- _GIVEN REQUEST_: Count every line that has "médicaments" in it and give the total, nothing more.

---

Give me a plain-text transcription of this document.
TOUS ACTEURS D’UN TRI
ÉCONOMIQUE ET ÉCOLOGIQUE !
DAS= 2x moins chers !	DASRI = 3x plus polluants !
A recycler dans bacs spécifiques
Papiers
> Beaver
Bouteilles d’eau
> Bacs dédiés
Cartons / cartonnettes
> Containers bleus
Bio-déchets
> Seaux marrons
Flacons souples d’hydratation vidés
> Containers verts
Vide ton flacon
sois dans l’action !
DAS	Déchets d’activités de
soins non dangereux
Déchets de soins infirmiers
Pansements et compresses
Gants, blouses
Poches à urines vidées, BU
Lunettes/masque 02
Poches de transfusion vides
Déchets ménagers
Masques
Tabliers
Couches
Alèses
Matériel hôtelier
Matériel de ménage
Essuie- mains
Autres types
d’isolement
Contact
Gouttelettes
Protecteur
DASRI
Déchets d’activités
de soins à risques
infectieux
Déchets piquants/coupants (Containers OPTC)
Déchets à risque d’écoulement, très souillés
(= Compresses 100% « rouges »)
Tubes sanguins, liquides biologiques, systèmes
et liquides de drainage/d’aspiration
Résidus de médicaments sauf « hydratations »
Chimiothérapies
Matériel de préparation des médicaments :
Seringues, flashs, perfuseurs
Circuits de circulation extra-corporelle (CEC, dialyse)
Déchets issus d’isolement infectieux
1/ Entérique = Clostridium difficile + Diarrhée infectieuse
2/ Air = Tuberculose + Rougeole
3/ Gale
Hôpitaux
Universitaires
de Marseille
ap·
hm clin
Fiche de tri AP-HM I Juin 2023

---

- _EXERCISE OUTPUT_: 2